Start AVAILABLE DATA
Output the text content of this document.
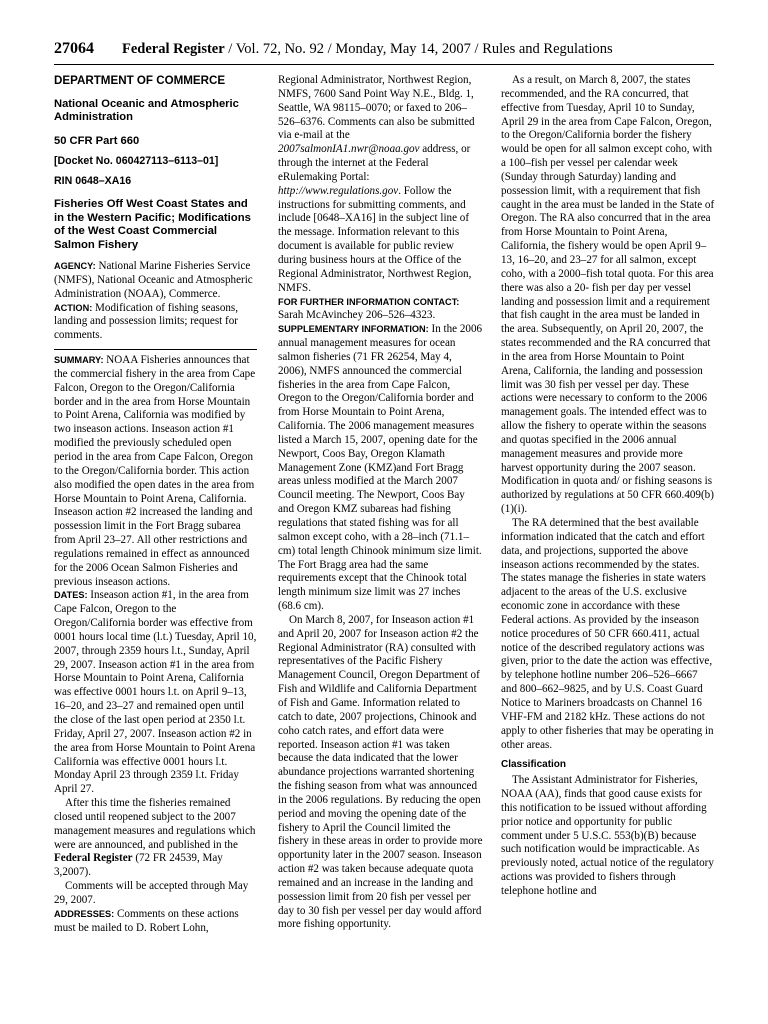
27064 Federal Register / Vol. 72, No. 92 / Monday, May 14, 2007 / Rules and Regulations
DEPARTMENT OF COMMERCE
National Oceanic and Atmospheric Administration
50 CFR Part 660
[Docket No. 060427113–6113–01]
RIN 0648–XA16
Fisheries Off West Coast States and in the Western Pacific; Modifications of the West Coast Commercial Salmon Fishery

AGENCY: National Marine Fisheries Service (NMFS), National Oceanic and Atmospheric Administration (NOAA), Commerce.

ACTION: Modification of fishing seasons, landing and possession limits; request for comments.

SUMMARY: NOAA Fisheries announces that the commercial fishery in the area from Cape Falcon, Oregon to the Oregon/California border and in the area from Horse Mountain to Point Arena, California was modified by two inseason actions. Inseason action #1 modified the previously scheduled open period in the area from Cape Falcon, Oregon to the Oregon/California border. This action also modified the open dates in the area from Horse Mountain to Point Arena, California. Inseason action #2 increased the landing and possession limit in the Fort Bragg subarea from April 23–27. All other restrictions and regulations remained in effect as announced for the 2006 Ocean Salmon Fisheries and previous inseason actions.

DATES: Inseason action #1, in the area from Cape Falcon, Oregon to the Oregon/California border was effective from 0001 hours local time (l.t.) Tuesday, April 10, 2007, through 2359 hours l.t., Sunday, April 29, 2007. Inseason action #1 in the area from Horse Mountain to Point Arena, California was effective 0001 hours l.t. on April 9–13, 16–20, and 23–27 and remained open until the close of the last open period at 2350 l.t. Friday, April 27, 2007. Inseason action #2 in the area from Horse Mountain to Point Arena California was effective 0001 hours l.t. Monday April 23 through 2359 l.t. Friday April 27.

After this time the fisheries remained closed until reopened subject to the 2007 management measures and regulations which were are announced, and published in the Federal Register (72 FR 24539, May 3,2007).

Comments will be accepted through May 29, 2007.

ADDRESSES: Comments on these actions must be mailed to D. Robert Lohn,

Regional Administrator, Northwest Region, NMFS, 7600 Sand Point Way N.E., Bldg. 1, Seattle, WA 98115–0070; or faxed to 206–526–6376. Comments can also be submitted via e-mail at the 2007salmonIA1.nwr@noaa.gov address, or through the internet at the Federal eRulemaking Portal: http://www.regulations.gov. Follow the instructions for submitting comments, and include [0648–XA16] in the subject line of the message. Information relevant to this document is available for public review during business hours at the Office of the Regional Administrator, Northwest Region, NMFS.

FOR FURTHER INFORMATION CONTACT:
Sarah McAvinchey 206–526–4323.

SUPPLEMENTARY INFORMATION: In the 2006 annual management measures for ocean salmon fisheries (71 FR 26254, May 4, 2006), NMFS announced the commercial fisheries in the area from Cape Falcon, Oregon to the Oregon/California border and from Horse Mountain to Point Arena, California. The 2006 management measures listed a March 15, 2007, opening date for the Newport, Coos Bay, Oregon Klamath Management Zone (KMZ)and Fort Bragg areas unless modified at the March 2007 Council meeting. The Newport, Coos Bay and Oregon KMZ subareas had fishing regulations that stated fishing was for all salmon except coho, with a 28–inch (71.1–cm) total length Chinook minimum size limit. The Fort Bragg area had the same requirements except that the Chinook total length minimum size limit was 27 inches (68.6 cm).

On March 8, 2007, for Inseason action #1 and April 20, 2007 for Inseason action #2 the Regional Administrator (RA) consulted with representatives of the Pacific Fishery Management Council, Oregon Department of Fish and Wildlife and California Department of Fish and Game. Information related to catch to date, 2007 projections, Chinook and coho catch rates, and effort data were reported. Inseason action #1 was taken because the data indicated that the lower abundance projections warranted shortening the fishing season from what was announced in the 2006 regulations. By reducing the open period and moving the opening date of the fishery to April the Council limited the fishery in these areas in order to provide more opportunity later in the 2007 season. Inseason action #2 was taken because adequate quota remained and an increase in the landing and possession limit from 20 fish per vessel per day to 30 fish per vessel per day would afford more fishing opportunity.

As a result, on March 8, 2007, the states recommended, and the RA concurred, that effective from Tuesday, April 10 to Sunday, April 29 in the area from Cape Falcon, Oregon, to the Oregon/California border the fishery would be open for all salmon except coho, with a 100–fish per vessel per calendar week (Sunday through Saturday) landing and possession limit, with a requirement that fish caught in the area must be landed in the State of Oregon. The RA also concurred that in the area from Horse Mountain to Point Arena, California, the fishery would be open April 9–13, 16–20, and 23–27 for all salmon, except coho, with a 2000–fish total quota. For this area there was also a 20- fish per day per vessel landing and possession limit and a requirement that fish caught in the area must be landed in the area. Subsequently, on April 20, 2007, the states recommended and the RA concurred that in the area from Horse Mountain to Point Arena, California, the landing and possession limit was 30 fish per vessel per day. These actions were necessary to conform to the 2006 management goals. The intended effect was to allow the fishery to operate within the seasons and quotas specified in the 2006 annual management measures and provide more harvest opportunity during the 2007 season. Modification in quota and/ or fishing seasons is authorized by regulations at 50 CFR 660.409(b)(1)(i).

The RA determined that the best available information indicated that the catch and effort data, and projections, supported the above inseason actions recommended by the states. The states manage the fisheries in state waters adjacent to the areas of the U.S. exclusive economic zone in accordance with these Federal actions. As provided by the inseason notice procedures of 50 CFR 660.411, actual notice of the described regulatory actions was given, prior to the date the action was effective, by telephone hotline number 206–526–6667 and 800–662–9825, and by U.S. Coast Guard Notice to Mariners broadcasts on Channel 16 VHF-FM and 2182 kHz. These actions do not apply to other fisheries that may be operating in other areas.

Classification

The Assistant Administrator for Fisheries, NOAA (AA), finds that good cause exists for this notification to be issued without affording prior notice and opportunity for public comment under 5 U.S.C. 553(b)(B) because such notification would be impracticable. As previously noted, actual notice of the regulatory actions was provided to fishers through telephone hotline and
End AVAILABLE DATA
Write out the listing above again, exactly, but with no pictures in the copy.

Output the text content of this document.
27064 Federal Register / Vol. 72, No. 92 / Monday, May 14, 2007 / Rules and Regulations
DEPARTMENT OF COMMERCE
National Oceanic and Atmospheric Administration
50 CFR Part 660
[Docket No. 060427113–6113–01]
RIN 0648–XA16
Fisheries Off West Coast States and in the Western Pacific; Modifications of the West Coast Commercial Salmon Fishery

AGENCY: National Marine Fisheries Service (NMFS), National Oceanic and Atmospheric Administration (NOAA), Commerce.

ACTION: Modification of fishing seasons, landing and possession limits; request for comments.

SUMMARY: NOAA Fisheries announces that the commercial fishery in the area from Cape Falcon, Oregon to the Oregon/California border and in the area from Horse Mountain to Point Arena, California was modified by two inseason actions. Inseason action #1 modified the previously scheduled open period in the area from Cape Falcon, Oregon to the Oregon/California border. This action also modified the open dates in the area from Horse Mountain to Point Arena, California. Inseason action #2 increased the landing and possession limit in the Fort Bragg subarea from April 23–27. All other restrictions and regulations remained in effect as announced for the 2006 Ocean Salmon Fisheries and previous inseason actions.

DATES: Inseason action #1, in the area from Cape Falcon, Oregon to the Oregon/California border was effective from 0001 hours local time (l.t.) Tuesday, April 10, 2007, through 2359 hours l.t., Sunday, April 29, 2007. Inseason action #1 in the area from Horse Mountain to Point Arena, California was effective 0001 hours l.t. on April 9–13, 16–20, and 23–27 and remained open until the close of the last open period at 2350 l.t. Friday, April 27, 2007. Inseason action #2 in the area from Horse Mountain to Point Arena California was effective 0001 hours l.t. Monday April 23 through 2359 l.t. Friday April 27.

After this time the fisheries remained closed until reopened subject to the 2007 management measures and regulations which were are announced, and published in the Federal Register (72 FR 24539, May 3,2007).

Comments will be accepted through May 29, 2007.

ADDRESSES: Comments on these actions must be mailed to D. Robert Lohn,

Regional Administrator, Northwest Region, NMFS, 7600 Sand Point Way N.E., Bldg. 1, Seattle, WA 98115–0070; or faxed to 206–526–6376. Comments can also be submitted via e-mail at the 2007salmonIA1.nwr@noaa.gov address, or through the internet at the Federal eRulemaking Portal: http://www.regulations.gov. Follow the instructions for submitting comments, and include [0648–XA16] in the subject line of the message. Information relevant to this document is available for public review during business hours at the Office of the Regional Administrator, Northwest Region, NMFS.

FOR FURTHER INFORMATION CONTACT:
Sarah McAvinchey 206–526–4323.

SUPPLEMENTARY INFORMATION: In the 2006 annual management measures for ocean salmon fisheries (71 FR 26254, May 4, 2006), NMFS announced the commercial fisheries in the area from Cape Falcon, Oregon to the Oregon/California border and from Horse Mountain to Point Arena, California. The 2006 management measures listed a March 15, 2007, opening date for the Newport, Coos Bay, Oregon Klamath Management Zone (KMZ)and Fort Bragg areas unless modified at the March 2007 Council meeting. The Newport, Coos Bay and Oregon KMZ subareas had fishing regulations that stated fishing was for all salmon except coho, with a 28–inch (71.1–cm) total length Chinook minimum size limit. The Fort Bragg area had the same requirements except that the Chinook total length minimum size limit was 27 inches (68.6 cm).

On March 8, 2007, for Inseason action #1 and April 20, 2007 for Inseason action #2 the Regional Administrator (RA) consulted with representatives of the Pacific Fishery Management Council, Oregon Department of Fish and Wildlife and California Department of Fish and Game. Information related to catch to date, 2007 projections, Chinook and coho catch rates, and effort data were reported. Inseason action #1 was taken because the data indicated that the lower abundance projections warranted shortening the fishing season from what was announced in the 2006 regulations. By reducing the open period and moving the opening date of the fishery to April the Council limited the fishery in these areas in order to provide more opportunity later in the 2007 season. Inseason action #2 was taken because adequate quota remained and an increase in the landing and possession limit from 20 fish per vessel per day to 30 fish per vessel per day would afford more fishing opportunity.

As a result, on March 8, 2007, the states recommended, and the RA concurred, that effective from Tuesday, April 10 to Sunday, April 29 in the area from Cape Falcon, Oregon, to the Oregon/California border the fishery would be open for all salmon except coho, with a 100–fish per vessel per calendar week (Sunday through Saturday) landing and possession limit, with a requirement that fish caught in the area must be landed in the State of Oregon. The RA also concurred that in the area from Horse Mountain to Point Arena, California, the fishery would be open April 9–13, 16–20, and 23–27 for all salmon, except coho, with a 2000–fish total quota. For this area there was also a 20- fish per day per vessel landing and possession limit and a requirement that fish caught in the area must be landed in the area. Subsequently, on April 20, 2007, the states recommended and the RA concurred that in the area from Horse Mountain to Point Arena, California, the landing and possession limit was 30 fish per vessel per day. These actions were necessary to conform to the 2006 management goals. The intended effect was to allow the fishery to operate within the seasons and quotas specified in the 2006 annual management measures and provide more harvest opportunity during the 2007 season. Modification in quota and/ or fishing seasons is authorized by regulations at 50 CFR 660.409(b)(1)(i).

The RA determined that the best available information indicated that the catch and effort data, and projections, supported the above inseason actions recommended by the states. The states manage the fisheries in state waters adjacent to the areas of the U.S. exclusive economic zone in accordance with these Federal actions. As provided by the inseason notice procedures of 50 CFR 660.411, actual notice of the described regulatory actions was given, prior to the date the action was effective, by telephone hotline number 206–526–6667 and 800–662–9825, and by U.S. Coast Guard Notice to Mariners broadcasts on Channel 16 VHF-FM and 2182 kHz. These actions do not apply to other fisheries that may be operating in other areas.

Classification

The Assistant Administrator for Fisheries, NOAA (AA), finds that good cause exists for this notification to be issued without affording prior notice and opportunity for public comment under 5 U.S.C. 553(b)(B) because such notification would be impracticable. As previously noted, actual notice of the regulatory actions was provided to fishers through telephone hotline and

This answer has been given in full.